== WORK TO COMPLETE ==
Extract the full set of records, then give each one again exactly.

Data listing
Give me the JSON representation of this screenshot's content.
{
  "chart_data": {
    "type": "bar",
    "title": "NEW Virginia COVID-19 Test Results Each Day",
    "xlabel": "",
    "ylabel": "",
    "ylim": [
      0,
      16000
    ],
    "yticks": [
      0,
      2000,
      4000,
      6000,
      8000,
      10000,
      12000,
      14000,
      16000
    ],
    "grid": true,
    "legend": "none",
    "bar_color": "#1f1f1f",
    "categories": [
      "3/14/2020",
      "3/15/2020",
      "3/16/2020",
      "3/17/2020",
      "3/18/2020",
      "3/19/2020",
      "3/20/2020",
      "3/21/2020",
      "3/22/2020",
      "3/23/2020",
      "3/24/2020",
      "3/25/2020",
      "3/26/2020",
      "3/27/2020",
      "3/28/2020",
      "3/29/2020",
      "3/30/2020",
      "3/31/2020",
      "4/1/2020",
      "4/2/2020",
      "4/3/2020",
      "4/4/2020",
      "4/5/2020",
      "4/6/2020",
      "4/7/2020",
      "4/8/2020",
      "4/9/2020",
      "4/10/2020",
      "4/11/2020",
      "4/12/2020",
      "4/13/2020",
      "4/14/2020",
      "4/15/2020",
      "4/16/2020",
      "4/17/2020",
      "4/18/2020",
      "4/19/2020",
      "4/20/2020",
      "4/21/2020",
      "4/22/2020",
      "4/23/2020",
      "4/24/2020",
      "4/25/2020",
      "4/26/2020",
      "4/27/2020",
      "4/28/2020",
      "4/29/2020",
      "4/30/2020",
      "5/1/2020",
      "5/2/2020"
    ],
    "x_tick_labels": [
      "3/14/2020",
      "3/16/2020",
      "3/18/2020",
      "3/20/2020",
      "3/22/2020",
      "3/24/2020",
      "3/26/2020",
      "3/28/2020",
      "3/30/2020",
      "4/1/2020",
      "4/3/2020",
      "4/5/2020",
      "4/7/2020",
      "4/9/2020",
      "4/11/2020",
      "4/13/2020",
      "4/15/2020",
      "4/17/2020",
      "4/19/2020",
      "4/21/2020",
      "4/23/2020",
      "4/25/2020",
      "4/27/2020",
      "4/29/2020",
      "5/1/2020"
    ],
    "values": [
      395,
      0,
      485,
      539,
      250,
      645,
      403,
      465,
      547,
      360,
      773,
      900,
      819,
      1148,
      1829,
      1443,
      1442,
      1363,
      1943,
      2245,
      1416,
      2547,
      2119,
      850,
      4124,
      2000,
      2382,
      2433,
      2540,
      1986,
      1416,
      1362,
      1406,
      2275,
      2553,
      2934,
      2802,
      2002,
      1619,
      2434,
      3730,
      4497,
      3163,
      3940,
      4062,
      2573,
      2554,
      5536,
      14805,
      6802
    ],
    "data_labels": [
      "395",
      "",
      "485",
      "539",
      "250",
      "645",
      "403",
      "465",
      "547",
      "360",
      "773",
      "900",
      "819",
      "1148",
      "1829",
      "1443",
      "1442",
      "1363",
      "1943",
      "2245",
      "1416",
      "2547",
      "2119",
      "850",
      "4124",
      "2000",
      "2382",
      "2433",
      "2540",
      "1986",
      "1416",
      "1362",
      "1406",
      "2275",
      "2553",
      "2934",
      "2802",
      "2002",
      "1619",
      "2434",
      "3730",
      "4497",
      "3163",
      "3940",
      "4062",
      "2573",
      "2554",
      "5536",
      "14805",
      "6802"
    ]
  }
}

== SOLUTION TO THE PROBLEM ==
Give me the JSON representation of this screenshot's content.
{
  "chart_data": {
    "type": "bar",
    "title": "NEW Virginia COVID-19 Test Results Each Day",
    "xlabel": "",
    "ylabel": "",
    "ylim": [
      0,
      16000
    ],
    "yticks": [
      0,
      2000,
      4000,
      6000,
      8000,
      10000,
      12000,
      14000,
      16000
    ],
    "grid": true,
    "legend": "none",
    "bar_color": "#1f1f1f",
    "categories": [
      "3/14/2020",
      "3/15/2020",
      "3/16/2020",
      "3/17/2020",
      "3/18/2020",
      "3/19/2020",
      "3/20/2020",
      "3/21/2020",
      "3/22/2020",
      "3/23/2020",
      "3/24/2020",
      "3/25/2020",
      "3/26/2020",
      "3/27/2020",
      "3/28/2020",
      "3/29/2020",
      "3/30/2020",
      "3/31/2020",
      "4/1/2020",
      "4/2/2020",
      "4/3/2020",
      "4/4/2020",
      "4/5/2020",
      "4/6/2020",
      "4/7/2020",
      "4/8/2020",
      "4/9/2020",
      "4/10/2020",
      "4/11/2020",
      "4/12/2020",
      "4/13/2020",
      "4/14/2020",
      "4/15/2020",
      "4/16/2020",
      "4/17/2020",
      "4/18/2020",
      "4/19/2020",
      "4/20/2020",
      "4/21/2020",
      "4/22/2020",
      "4/23/2020",
      "4/24/2020",
      "4/25/2020",
      "4/26/2020",
      "4/27/2020",
      "4/28/2020",
      "4/29/2020",
      "4/30/2020",
      "5/1/2020",
      "5/2/2020"
    ],
    "x_tick_labels": [
      "3/14/2020",
      "3/16/2020",
      "3/18/2020",
      "3/20/2020",
      "3/22/2020",
      "3/24/2020",
      "3/26/2020",
      "3/28/2020",
      "3/30/2020",
      "4/1/2020",
      "4/3/2020",
      "4/5/2020",
      "4/7/2020",
      "4/9/2020",
      "4/11/2020",
      "4/13/2020",
      "4/15/2020",
      "4/17/2020",
      "4/19/2020",
      "4/21/2020",
      "4/23/2020",
      "4/25/2020",
      "4/27/2020",
      "4/29/2020",
      "5/1/2020"
    ],
    "values": [
      395,
      0,
      485,
      539,
      250,
      645,
      403,
      465,
      547,
      360,
      773,
      900,
      819,
      1148,
      1829,
      1443,
      1442,
      1363,
      1943,
      2245,
      1416,
      2547,
      2119,
      850,
      4124,
      2000,
      2382,
      2433,
      2540,
      1986,
      1416,
      1362,
      1406,
      2275,
      2553,
      2934,
      2802,
      2002,
      1619,
      2434,
      3730,
      4497,
      3163,
      3940,
      4062,
      2573,
      2554,
      5536,
      14805,
      6802
    ],
    "data_labels": [
      "395",
      "",
      "485",
      "539",
      "250",
      "645",
      "403",
      "465",
      "547",
      "360",
      "773",
      "900",
      "819",
      "1148",
      "1829",
      "1443",
      "1442",
      "1363",
      "1943",
      "2245",
      "1416",
      "2547",
      "2119",
      "850",
      "4124",
      "2000",
      "2382",
      "2433",
      "2540",
      "1986",
      "1416",
      "1362",
      "1406",
      "2275",
      "2553",
      "2934",
      "2802",
      "2002",
      "1619",
      "2434",
      "3730",
      "4497",
      "3163",
      "3940",
      "4062",
      "2573",
      "2554",
      "5536",
      "14805",
      "6802"
    ]
  }
}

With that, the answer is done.